(Part of a data file)
_ _ _ _
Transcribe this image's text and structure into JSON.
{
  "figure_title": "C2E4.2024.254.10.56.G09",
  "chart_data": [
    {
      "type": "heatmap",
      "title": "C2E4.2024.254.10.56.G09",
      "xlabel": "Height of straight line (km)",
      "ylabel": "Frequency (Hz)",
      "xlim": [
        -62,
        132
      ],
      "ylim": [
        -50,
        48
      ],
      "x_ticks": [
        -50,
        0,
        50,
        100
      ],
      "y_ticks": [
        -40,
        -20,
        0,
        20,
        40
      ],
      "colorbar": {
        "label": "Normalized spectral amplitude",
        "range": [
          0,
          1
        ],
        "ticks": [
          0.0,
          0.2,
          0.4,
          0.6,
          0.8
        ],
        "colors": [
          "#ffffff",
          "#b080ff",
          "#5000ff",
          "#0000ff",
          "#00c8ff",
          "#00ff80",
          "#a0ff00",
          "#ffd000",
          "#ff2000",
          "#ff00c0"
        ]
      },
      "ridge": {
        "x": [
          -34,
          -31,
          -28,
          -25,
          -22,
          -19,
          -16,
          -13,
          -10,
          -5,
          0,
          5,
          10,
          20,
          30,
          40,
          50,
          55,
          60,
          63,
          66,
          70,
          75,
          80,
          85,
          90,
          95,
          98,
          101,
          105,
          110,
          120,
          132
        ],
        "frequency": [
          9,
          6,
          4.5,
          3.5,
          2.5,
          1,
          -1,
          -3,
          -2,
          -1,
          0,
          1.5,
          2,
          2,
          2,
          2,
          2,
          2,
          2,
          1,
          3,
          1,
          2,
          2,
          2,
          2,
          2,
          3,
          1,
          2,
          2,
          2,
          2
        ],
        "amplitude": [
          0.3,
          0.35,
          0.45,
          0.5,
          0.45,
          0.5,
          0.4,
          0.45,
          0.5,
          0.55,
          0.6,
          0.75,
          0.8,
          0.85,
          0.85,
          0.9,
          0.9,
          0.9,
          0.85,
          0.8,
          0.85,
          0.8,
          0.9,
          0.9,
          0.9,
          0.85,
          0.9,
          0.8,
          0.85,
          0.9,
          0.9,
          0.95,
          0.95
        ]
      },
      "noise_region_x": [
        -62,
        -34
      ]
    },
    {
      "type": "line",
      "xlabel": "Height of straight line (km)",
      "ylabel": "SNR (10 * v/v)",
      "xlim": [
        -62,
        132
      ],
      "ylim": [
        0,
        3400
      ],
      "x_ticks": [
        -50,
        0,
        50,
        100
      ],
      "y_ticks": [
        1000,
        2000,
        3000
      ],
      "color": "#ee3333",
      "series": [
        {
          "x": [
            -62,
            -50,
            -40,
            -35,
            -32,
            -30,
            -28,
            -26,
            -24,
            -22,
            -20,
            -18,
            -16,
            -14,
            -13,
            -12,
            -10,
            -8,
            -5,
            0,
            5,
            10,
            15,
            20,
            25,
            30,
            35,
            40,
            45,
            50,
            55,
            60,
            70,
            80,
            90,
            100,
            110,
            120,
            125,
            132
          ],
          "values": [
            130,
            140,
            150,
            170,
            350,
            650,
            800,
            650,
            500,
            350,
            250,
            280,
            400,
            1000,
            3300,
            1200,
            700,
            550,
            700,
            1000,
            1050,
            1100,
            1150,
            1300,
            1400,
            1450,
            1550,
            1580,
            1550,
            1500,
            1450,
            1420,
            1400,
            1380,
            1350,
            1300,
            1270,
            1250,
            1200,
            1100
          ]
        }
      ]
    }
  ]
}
_ _ _ _
- PROBLEM DETAILS:
Extract the complete set of records unchanged.

- ANSWER TO THIS EXERCISE:
Transcribe this image's text and structure into JSON.
{
  "figure_title": "C2E4.2024.254.10.56.G09",
  "chart_data": [
    {
      "type": "heatmap",
      "title": "C2E4.2024.254.10.56.G09",
      "xlabel": "Height of straight line (km)",
      "ylabel": "Frequency (Hz)",
      "xlim": [
        -62,
        132
      ],
      "ylim": [
        -50,
        48
      ],
      "x_ticks": [
        -50,
        0,
        50,
        100
      ],
      "y_ticks": [
        -40,
        -20,
        0,
        20,
        40
      ],
      "colorbar": {
        "label": "Normalized spectral amplitude",
        "range": [
          0,
          1
        ],
        "ticks": [
          0.0,
          0.2,
          0.4,
          0.6,
          0.8
        ],
        "colors": [
          "#ffffff",
          "#b080ff",
          "#5000ff",
          "#0000ff",
          "#00c8ff",
          "#00ff80",
          "#a0ff00",
          "#ffd000",
          "#ff2000",
          "#ff00c0"
        ]
      },
      "ridge": {
        "x": [
          -34,
          -31,
          -28,
          -25,
          -22,
          -19,
          -16,
          -13,
          -10,
          -5,
          0,
          5,
          10,
          20,
          30,
          40,
          50,
          55,
          60,
          63,
          66,
          70,
          75,
          80,
          85,
          90,
          95,
          98,
          101,
          105,
          110,
          120,
          132
        ],
        "frequency": [
          9,
          6,
          4.5,
          3.5,
          2.5,
          1,
          -1,
          -3,
          -2,
          -1,
          0,
          1.5,
          2,
          2,
          2,
          2,
          2,
          2,
          2,
          1,
          3,
          1,
          2,
          2,
          2,
          2,
          2,
          3,
          1,
          2,
          2,
          2,
          2
        ],
        "amplitude": [
          0.3,
          0.35,
          0.45,
          0.5,
          0.45,
          0.5,
          0.4,
          0.45,
          0.5,
          0.55,
          0.6,
          0.75,
          0.8,
          0.85,
          0.85,
          0.9,
          0.9,
          0.9,
          0.85,
          0.8,
          0.85,
          0.8,
          0.9,
          0.9,
          0.9,
          0.85,
          0.9,
          0.8,
          0.85,
          0.9,
          0.9,
          0.95,
          0.95
        ]
      },
      "noise_region_x": [
        -62,
        -34
      ]
    },
    {
      "type": "line",
      "xlabel": "Height of straight line (km)",
      "ylabel": "SNR (10 * v/v)",
      "xlim": [
        -62,
        132
      ],
      "ylim": [
        0,
        3400
      ],
      "x_ticks": [
        -50,
        0,
        50,
        100
      ],
      "y_ticks": [
        1000,
        2000,
        3000
      ],
      "color": "#ee3333",
      "series": [
        {
          "x": [
            -62,
            -50,
            -40,
            -35,
            -32,
            -30,
            -28,
            -26,
            -24,
            -22,
            -20,
            -18,
            -16,
            -14,
            -13,
            -12,
            -10,
            -8,
            -5,
            0,
            5,
            10,
            15,
            20,
            25,
            30,
            35,
            40,
            45,
            50,
            55,
            60,
            70,
            80,
            90,
            100,
            110,
            120,
            125,
            132
          ],
          "values": [
            130,
            140,
            150,
            170,
            350,
            650,
            800,
            650,
            500,
            350,
            250,
            280,
            400,
            1000,
            3300,
            1200,
            700,
            550,
            700,
            1000,
            1050,
            1100,
            1150,
            1300,
            1400,
            1450,
            1550,
            1580,
            1550,
            1500,
            1450,
            1420,
            1400,
            1380,
            1350,
            1300,
            1270,
            1250,
            1200,
            1100
          ]
        }
      ]
    }
  ]
}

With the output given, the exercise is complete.